#### Your objective:
Copy all the material below, exactly as it stands.

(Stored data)
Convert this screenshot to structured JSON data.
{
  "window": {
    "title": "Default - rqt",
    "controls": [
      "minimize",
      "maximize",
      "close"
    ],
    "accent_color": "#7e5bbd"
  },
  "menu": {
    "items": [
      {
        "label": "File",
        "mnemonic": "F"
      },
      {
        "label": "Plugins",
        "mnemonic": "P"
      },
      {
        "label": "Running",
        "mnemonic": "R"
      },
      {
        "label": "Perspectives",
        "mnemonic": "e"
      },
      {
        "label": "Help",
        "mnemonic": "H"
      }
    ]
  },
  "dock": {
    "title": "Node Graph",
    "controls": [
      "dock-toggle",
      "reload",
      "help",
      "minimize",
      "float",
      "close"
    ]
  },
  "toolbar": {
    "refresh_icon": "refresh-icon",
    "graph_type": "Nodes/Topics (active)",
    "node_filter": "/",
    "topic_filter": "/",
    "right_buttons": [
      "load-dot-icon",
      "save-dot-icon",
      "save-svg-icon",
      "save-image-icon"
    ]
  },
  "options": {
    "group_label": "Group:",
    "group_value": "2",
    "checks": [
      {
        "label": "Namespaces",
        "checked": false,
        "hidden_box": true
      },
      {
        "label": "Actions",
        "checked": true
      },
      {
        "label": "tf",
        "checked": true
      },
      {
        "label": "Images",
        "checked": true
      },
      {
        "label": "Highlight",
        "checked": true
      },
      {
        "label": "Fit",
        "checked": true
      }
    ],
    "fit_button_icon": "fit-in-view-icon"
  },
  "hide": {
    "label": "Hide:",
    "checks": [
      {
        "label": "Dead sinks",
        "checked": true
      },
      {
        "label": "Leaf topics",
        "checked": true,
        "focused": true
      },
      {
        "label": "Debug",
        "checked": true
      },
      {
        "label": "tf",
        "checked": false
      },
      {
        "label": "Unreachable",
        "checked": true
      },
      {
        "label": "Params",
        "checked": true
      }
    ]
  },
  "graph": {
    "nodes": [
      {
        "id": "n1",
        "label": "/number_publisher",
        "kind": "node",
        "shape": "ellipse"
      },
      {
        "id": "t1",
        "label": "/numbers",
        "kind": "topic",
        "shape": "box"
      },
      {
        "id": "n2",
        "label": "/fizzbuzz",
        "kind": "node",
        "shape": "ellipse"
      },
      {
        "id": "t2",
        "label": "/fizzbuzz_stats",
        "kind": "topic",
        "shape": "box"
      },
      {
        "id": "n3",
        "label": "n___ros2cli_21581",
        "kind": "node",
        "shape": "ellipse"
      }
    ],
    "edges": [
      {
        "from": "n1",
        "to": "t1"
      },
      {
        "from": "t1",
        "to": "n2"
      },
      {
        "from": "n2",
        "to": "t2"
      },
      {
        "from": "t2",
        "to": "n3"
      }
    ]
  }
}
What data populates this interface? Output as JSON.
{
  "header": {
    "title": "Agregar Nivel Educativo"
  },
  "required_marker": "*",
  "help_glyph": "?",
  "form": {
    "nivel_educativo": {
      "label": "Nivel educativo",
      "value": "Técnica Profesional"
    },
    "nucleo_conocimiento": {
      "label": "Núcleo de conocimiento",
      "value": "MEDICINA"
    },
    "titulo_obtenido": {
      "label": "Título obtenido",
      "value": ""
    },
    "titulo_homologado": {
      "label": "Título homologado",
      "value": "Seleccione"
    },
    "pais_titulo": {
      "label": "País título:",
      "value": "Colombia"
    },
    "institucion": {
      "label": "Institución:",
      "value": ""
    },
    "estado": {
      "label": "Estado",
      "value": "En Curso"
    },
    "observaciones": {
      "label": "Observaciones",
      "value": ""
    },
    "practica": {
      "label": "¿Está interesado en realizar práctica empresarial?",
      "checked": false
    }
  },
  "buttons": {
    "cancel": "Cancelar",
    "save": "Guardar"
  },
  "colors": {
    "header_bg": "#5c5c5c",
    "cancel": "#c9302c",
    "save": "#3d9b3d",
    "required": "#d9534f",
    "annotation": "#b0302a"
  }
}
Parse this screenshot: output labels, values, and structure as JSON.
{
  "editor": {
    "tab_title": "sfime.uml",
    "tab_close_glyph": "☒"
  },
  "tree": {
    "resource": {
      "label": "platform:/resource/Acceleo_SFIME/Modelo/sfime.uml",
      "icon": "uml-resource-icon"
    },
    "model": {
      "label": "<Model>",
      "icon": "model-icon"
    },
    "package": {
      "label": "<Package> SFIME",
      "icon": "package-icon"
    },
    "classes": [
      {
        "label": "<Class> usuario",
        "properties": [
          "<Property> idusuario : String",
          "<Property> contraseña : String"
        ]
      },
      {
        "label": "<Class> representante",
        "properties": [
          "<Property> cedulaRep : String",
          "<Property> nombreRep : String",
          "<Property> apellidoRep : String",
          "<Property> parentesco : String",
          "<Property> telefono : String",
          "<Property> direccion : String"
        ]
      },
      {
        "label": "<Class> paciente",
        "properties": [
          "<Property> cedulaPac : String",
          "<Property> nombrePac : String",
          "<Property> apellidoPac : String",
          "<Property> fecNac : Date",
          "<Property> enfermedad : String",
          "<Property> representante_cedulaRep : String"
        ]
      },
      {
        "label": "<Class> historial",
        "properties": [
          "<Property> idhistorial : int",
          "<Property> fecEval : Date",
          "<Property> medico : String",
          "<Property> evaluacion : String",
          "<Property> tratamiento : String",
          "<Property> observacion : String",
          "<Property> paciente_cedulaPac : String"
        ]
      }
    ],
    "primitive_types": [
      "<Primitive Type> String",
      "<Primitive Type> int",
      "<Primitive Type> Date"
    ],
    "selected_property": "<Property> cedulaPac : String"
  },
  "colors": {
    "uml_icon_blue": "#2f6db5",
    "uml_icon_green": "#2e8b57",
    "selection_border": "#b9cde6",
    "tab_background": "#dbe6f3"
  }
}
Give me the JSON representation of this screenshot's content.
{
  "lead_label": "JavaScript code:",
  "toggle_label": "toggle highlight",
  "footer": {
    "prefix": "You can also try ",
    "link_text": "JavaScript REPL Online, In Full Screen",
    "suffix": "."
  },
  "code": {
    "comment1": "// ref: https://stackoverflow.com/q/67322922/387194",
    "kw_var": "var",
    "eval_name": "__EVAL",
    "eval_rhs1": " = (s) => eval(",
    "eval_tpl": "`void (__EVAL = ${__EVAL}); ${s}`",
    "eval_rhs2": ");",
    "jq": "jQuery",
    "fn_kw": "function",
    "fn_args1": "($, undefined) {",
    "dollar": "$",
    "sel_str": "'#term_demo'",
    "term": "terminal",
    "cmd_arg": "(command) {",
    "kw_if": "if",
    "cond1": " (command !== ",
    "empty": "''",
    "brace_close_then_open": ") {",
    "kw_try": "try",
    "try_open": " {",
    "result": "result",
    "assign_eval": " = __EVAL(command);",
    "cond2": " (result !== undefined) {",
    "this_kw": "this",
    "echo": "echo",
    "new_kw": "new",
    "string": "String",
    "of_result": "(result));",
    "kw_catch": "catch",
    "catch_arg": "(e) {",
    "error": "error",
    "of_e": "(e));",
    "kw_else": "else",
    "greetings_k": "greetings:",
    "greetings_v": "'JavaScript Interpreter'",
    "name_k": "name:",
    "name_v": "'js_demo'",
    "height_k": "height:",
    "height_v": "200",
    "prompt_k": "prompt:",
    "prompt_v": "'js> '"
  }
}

#### Answer for the task:
Convert this screenshot to structured JSON data.
{
  "window": {
    "title": "Default - rqt",
    "controls": [
      "minimize",
      "maximize",
      "close"
    ],
    "accent_color": "#7e5bbd"
  },
  "menu": {
    "items": [
      {
        "label": "File",
        "mnemonic": "F"
      },
      {
        "label": "Plugins",
        "mnemonic": "P"
      },
      {
        "label": "Running",
        "mnemonic": "R"
      },
      {
        "label": "Perspectives",
        "mnemonic": "e"
      },
      {
        "label": "Help",
        "mnemonic": "H"
      }
    ]
  },
  "dock": {
    "title": "Node Graph",
    "controls": [
      "dock-toggle",
      "reload",
      "help",
      "minimize",
      "float",
      "close"
    ]
  },
  "toolbar": {
    "refresh_icon": "refresh-icon",
    "graph_type": "Nodes/Topics (active)",
    "node_filter": "/",
    "topic_filter": "/",
    "right_buttons": [
      "load-dot-icon",
      "save-dot-icon",
      "save-svg-icon",
      "save-image-icon"
    ]
  },
  "options": {
    "group_label": "Group:",
    "group_value": "2",
    "checks": [
      {
        "label": "Namespaces",
        "checked": false,
        "hidden_box": true
      },
      {
        "label": "Actions",
        "checked": true
      },
      {
        "label": "tf",
        "checked": true
      },
      {
        "label": "Images",
        "checked": true
      },
      {
        "label": "Highlight",
        "checked": true
      },
      {
        "label": "Fit",
        "checked": true
      }
    ],
    "fit_button_icon": "fit-in-view-icon"
  },
  "hide": {
    "label": "Hide:",
    "checks": [
      {
        "label": "Dead sinks",
        "checked": true
      },
      {
        "label": "Leaf topics",
        "checked": true,
        "focused": true
      },
      {
        "label": "Debug",
        "checked": true
      },
      {
        "label": "tf",
        "checked": false
      },
      {
        "label": "Unreachable",
        "checked": true
      },
      {
        "label": "Params",
        "checked": true
      }
    ]
  },
  "graph": {
    "nodes": [
      {
        "id": "n1",
        "label": "/number_publisher",
        "kind": "node",
        "shape": "ellipse"
      },
      {
        "id": "t1",
        "label": "/numbers",
        "kind": "topic",
        "shape": "box"
      },
      {
        "id": "n2",
        "label": "/fizzbuzz",
        "kind": "node",
        "shape": "ellipse"
      },
      {
        "id": "t2",
        "label": "/fizzbuzz_stats",
        "kind": "topic",
        "shape": "box"
      },
      {
        "id": "n3",
        "label": "n___ros2cli_21581",
        "kind": "node",
        "shape": "ellipse"
      }
    ],
    "edges": [
      {
        "from": "n1",
        "to": "t1"
      },
      {
        "from": "t1",
        "to": "n2"
      },
      {
        "from": "n2",
        "to": "t2"
      },
      {
        "from": "t2",
        "to": "n3"
      }
    ]
  }
}
What data populates this interface? Output as JSON.
{
  "header": {
    "title": "Agregar Nivel Educativo"
  },
  "required_marker": "*",
  "help_glyph": "?",
  "form": {
    "nivel_educativo": {
      "label": "Nivel educativo",
      "value": "Técnica Profesional"
    },
    "nucleo_conocimiento": {
      "label": "Núcleo de conocimiento",
      "value": "MEDICINA"
    },
    "titulo_obtenido": {
      "label": "Título obtenido",
      "value": ""
    },
    "titulo_homologado": {
      "label": "Título homologado",
      "value": "Seleccione"
    },
    "pais_titulo": {
      "label": "País título:",
      "value": "Colombia"
    },
    "institucion": {
      "label": "Institución:",
      "value": ""
    },
    "estado": {
      "label": "Estado",
      "value": "En Curso"
    },
    "observaciones": {
      "label": "Observaciones",
      "value": ""
    },
    "practica": {
      "label": "¿Está interesado en realizar práctica empresarial?",
      "checked": false
    }
  },
  "buttons": {
    "cancel": "Cancelar",
    "save": "Guardar"
  },
  "colors": {
    "header_bg": "#5c5c5c",
    "cancel": "#c9302c",
    "save": "#3d9b3d",
    "required": "#d9534f",
    "annotation": "#b0302a"
  }
}
Parse this screenshot: output labels, values, and structure as JSON.
{
  "editor": {
    "tab_title": "sfime.uml",
    "tab_close_glyph": "☒"
  },
  "tree": {
    "resource": {
      "label": "platform:/resource/Acceleo_SFIME/Modelo/sfime.uml",
      "icon": "uml-resource-icon"
    },
    "model": {
      "label": "<Model>",
      "icon": "model-icon"
    },
    "package": {
      "label": "<Package> SFIME",
      "icon": "package-icon"
    },
    "classes": [
      {
        "label": "<Class> usuario",
        "properties": [
          "<Property> idusuario : String",
          "<Property> contraseña : String"
        ]
      },
      {
        "label": "<Class> representante",
        "properties": [
          "<Property> cedulaRep : String",
          "<Property> nombreRep : String",
          "<Property> apellidoRep : String",
          "<Property> parentesco : String",
          "<Property> telefono : String",
          "<Property> direccion : String"
        ]
      },
      {
        "label": "<Class> paciente",
        "properties": [
          "<Property> cedulaPac : String",
          "<Property> nombrePac : String",
          "<Property> apellidoPac : String",
          "<Property> fecNac : Date",
          "<Property> enfermedad : String",
          "<Property> representante_cedulaRep : String"
        ]
      },
      {
        "label": "<Class> historial",
        "properties": [
          "<Property> idhistorial : int",
          "<Property> fecEval : Date",
          "<Property> medico : String",
          "<Property> evaluacion : String",
          "<Property> tratamiento : String",
          "<Property> observacion : String",
          "<Property> paciente_cedulaPac : String"
        ]
      }
    ],
    "primitive_types": [
      "<Primitive Type> String",
      "<Primitive Type> int",
      "<Primitive Type> Date"
    ],
    "selected_property": "<Property> cedulaPac : String"
  },
  "colors": {
    "uml_icon_blue": "#2f6db5",
    "uml_icon_green": "#2e8b57",
    "selection_border": "#b9cde6",
    "tab_background": "#dbe6f3"
  }
}
Give me the JSON representation of this screenshot's content.
{
  "lead_label": "JavaScript code:",
  "toggle_label": "toggle highlight",
  "footer": {
    "prefix": "You can also try ",
    "link_text": "JavaScript REPL Online, In Full Screen",
    "suffix": "."
  },
  "code": {
    "comment1": "// ref: https://stackoverflow.com/q/67322922/387194",
    "kw_var": "var",
    "eval_name": "__EVAL",
    "eval_rhs1": " = (s) => eval(",
    "eval_tpl": "`void (__EVAL = ${__EVAL}); ${s}`",
    "eval_rhs2": ");",
    "jq": "jQuery",
    "fn_kw": "function",
    "fn_args1": "($, undefined) {",
    "dollar": "$",
    "sel_str": "'#term_demo'",
    "term": "terminal",
    "cmd_arg": "(command) {",
    "kw_if": "if",
    "cond1": " (command !== ",
    "empty": "''",
    "brace_close_then_open": ") {",
    "kw_try": "try",
    "try_open": " {",
    "result": "result",
    "assign_eval": " = __EVAL(command);",
    "cond2": " (result !== undefined) {",
    "this_kw": "this",
    "echo": "echo",
    "new_kw": "new",
    "string": "String",
    "of_result": "(result));",
    "kw_catch": "catch",
    "catch_arg": "(e) {",
    "error": "error",
    "of_e": "(e));",
    "kw_else": "else",
    "greetings_k": "greetings:",
    "greetings_v": "'JavaScript Interpreter'",
    "name_k": "name:",
    "name_v": "'js_demo'",
    "height_k": "height:",
    "height_v": "200",
    "prompt_k": "prompt:",
    "prompt_v": "'js> '"
  }
}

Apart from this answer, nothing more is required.